Write out the whole listing again, exactly.

[Extracted data entries]
----

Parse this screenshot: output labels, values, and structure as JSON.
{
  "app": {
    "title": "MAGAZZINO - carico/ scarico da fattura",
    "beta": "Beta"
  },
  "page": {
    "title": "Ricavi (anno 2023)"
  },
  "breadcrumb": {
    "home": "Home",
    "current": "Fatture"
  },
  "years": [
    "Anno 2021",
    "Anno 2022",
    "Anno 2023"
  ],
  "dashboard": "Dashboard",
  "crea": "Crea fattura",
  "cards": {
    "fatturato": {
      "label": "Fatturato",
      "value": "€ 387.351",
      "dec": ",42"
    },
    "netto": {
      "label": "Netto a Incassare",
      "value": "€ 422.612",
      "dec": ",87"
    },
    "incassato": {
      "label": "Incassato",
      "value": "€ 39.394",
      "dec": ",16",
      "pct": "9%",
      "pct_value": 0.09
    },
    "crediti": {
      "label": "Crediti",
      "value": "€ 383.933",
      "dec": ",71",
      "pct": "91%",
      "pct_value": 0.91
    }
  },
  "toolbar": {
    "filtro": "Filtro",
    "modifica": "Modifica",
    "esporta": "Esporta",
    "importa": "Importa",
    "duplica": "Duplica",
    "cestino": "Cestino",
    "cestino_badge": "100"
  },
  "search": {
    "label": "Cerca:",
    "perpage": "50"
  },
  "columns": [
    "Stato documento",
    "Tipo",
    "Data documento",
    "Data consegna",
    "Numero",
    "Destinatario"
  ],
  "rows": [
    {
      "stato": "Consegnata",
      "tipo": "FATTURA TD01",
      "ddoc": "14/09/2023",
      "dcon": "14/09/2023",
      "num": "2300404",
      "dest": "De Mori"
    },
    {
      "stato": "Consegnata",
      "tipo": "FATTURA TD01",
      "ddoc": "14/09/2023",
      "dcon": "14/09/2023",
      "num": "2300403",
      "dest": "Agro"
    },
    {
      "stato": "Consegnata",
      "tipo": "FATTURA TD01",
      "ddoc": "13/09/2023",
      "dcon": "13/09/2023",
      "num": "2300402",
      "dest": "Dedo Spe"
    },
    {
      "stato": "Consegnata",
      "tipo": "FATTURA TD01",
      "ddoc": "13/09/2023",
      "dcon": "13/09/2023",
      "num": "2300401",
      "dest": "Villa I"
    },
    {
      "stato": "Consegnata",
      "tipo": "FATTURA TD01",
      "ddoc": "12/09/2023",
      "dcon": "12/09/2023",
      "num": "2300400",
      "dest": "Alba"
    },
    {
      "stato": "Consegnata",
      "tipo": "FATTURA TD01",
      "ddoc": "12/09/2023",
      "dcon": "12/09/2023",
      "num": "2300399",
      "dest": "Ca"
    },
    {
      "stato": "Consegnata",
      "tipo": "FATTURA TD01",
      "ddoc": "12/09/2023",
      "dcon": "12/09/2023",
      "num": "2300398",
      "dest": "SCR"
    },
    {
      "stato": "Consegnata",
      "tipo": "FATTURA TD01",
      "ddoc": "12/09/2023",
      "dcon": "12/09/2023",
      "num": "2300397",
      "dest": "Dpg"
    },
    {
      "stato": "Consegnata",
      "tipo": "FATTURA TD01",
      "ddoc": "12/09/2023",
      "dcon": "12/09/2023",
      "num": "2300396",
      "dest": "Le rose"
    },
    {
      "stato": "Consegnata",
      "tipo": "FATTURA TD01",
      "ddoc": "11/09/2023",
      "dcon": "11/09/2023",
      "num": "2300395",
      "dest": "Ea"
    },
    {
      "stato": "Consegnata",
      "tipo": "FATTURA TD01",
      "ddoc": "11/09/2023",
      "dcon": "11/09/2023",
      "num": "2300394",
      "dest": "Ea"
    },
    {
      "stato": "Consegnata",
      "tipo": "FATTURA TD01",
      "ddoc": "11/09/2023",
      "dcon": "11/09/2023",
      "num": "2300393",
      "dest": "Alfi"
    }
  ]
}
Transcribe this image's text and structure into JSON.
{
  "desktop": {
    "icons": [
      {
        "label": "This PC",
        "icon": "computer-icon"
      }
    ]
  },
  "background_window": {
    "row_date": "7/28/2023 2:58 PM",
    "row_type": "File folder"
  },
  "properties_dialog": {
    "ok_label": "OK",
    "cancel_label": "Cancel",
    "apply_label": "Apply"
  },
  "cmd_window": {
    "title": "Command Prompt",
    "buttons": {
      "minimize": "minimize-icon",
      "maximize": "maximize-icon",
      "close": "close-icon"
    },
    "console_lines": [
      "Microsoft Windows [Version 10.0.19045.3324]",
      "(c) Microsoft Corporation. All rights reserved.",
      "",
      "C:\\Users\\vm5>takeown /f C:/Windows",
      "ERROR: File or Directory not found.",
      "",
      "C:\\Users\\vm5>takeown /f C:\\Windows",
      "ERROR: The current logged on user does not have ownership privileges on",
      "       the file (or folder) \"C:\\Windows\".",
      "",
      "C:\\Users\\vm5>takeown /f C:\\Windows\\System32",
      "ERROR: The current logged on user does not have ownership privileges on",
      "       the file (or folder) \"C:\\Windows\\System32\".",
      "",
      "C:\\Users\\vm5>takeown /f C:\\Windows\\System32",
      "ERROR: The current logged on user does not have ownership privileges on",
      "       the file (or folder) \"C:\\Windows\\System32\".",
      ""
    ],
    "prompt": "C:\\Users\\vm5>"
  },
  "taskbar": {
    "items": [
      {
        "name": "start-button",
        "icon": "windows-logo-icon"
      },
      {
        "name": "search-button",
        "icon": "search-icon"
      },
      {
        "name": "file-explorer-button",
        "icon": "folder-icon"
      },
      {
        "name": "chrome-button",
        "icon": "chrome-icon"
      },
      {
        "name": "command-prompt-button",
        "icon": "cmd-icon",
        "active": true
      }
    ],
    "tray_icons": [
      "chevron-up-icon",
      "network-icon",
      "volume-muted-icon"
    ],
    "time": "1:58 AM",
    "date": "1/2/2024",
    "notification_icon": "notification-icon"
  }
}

----

▶ [Result]
Parse this screenshot: output labels, values, and structure as JSON.
{
  "app": {
    "title": "MAGAZZINO - carico/ scarico da fattura",
    "beta": "Beta"
  },
  "page": {
    "title": "Ricavi (anno 2023)"
  },
  "breadcrumb": {
    "home": "Home",
    "current": "Fatture"
  },
  "years": [
    "Anno 2021",
    "Anno 2022",
    "Anno 2023"
  ],
  "dashboard": "Dashboard",
  "crea": "Crea fattura",
  "cards": {
    "fatturato": {
      "label": "Fatturato",
      "value": "€ 387.351",
      "dec": ",42"
    },
    "netto": {
      "label": "Netto a Incassare",
      "value": "€ 422.612",
      "dec": ",87"
    },
    "incassato": {
      "label": "Incassato",
      "value": "€ 39.394",
      "dec": ",16",
      "pct": "9%",
      "pct_value": 0.09
    },
    "crediti": {
      "label": "Crediti",
      "value": "€ 383.933",
      "dec": ",71",
      "pct": "91%",
      "pct_value": 0.91
    }
  },
  "toolbar": {
    "filtro": "Filtro",
    "modifica": "Modifica",
    "esporta": "Esporta",
    "importa": "Importa",
    "duplica": "Duplica",
    "cestino": "Cestino",
    "cestino_badge": "100"
  },
  "search": {
    "label": "Cerca:",
    "perpage": "50"
  },
  "columns": [
    "Stato documento",
    "Tipo",
    "Data documento",
    "Data consegna",
    "Numero",
    "Destinatario"
  ],
  "rows": [
    {
      "stato": "Consegnata",
      "tipo": "FATTURA TD01",
      "ddoc": "14/09/2023",
      "dcon": "14/09/2023",
      "num": "2300404",
      "dest": "De Mori"
    },
    {
      "stato": "Consegnata",
      "tipo": "FATTURA TD01",
      "ddoc": "14/09/2023",
      "dcon": "14/09/2023",
      "num": "2300403",
      "dest": "Agro"
    },
    {
      "stato": "Consegnata",
      "tipo": "FATTURA TD01",
      "ddoc": "13/09/2023",
      "dcon": "13/09/2023",
      "num": "2300402",
      "dest": "Dedo Spe"
    },
    {
      "stato": "Consegnata",
      "tipo": "FATTURA TD01",
      "ddoc": "13/09/2023",
      "dcon": "13/09/2023",
      "num": "2300401",
      "dest": "Villa I"
    },
    {
      "stato": "Consegnata",
      "tipo": "FATTURA TD01",
      "ddoc": "12/09/2023",
      "dcon": "12/09/2023",
      "num": "2300400",
      "dest": "Alba"
    },
    {
      "stato": "Consegnata",
      "tipo": "FATTURA TD01",
      "ddoc": "12/09/2023",
      "dcon": "12/09/2023",
      "num": "2300399",
      "dest": "Ca"
    },
    {
      "stato": "Consegnata",
      "tipo": "FATTURA TD01",
      "ddoc": "12/09/2023",
      "dcon": "12/09/2023",
      "num": "2300398",
      "dest": "SCR"
    },
    {
      "stato": "Consegnata",
      "tipo": "FATTURA TD01",
      "ddoc": "12/09/2023",
      "dcon": "12/09/2023",
      "num": "2300397",
      "dest": "Dpg"
    },
    {
      "stato": "Consegnata",
      "tipo": "FATTURA TD01",
      "ddoc": "12/09/2023",
      "dcon": "12/09/2023",
      "num": "2300396",
      "dest": "Le rose"
    },
    {
      "stato": "Consegnata",
      "tipo": "FATTURA TD01",
      "ddoc": "11/09/2023",
      "dcon": "11/09/2023",
      "num": "2300395",
      "dest": "Ea"
    },
    {
      "stato": "Consegnata",
      "tipo": "FATTURA TD01",
      "ddoc": "11/09/2023",
      "dcon": "11/09/2023",
      "num": "2300394",
      "dest": "Ea"
    },
    {
      "stato": "Consegnata",
      "tipo": "FATTURA TD01",
      "ddoc": "11/09/2023",
      "dcon": "11/09/2023",
      "num": "2300393",
      "dest": "Alfi"
    }
  ]
}
Transcribe this image's text and structure into JSON.
{
  "desktop": {
    "icons": [
      {
        "label": "This PC",
        "icon": "computer-icon"
      }
    ]
  },
  "background_window": {
    "row_date": "7/28/2023 2:58 PM",
    "row_type": "File folder"
  },
  "properties_dialog": {
    "ok_label": "OK",
    "cancel_label": "Cancel",
    "apply_label": "Apply"
  },
  "cmd_window": {
    "title": "Command Prompt",
    "buttons": {
      "minimize": "minimize-icon",
      "maximize": "maximize-icon",
      "close": "close-icon"
    },
    "console_lines": [
      "Microsoft Windows [Version 10.0.19045.3324]",
      "(c) Microsoft Corporation. All rights reserved.",
      "",
      "C:\\Users\\vm5>takeown /f C:/Windows",
      "ERROR: File or Directory not found.",
      "",
      "C:\\Users\\vm5>takeown /f C:\\Windows",
      "ERROR: The current logged on user does not have ownership privileges on",
      "       the file (or folder) \"C:\\Windows\".",
      "",
      "C:\\Users\\vm5>takeown /f C:\\Windows\\System32",
      "ERROR: The current logged on user does not have ownership privileges on",
      "       the file (or folder) \"C:\\Windows\\System32\".",
      "",
      "C:\\Users\\vm5>takeown /f C:\\Windows\\System32",
      "ERROR: The current logged on user does not have ownership privileges on",
      "       the file (or folder) \"C:\\Windows\\System32\".",
      ""
    ],
    "prompt": "C:\\Users\\vm5>"
  },
  "taskbar": {
    "items": [
      {
        "name": "start-button",
        "icon": "windows-logo-icon"
      },
      {
        "name": "search-button",
        "icon": "search-icon"
      },
      {
        "name": "file-explorer-button",
        "icon": "folder-icon"
      },
      {
        "name": "chrome-button",
        "icon": "chrome-icon"
      },
      {
        "name": "command-prompt-button",
        "icon": "cmd-icon",
        "active": true
      }
    ],
    "tray_icons": [
      "chevron-up-icon",
      "network-icon",
      "volume-muted-icon"
    ],
    "time": "1:58 AM",
    "date": "1/2/2024",
    "notification_icon": "notification-icon"
  }
}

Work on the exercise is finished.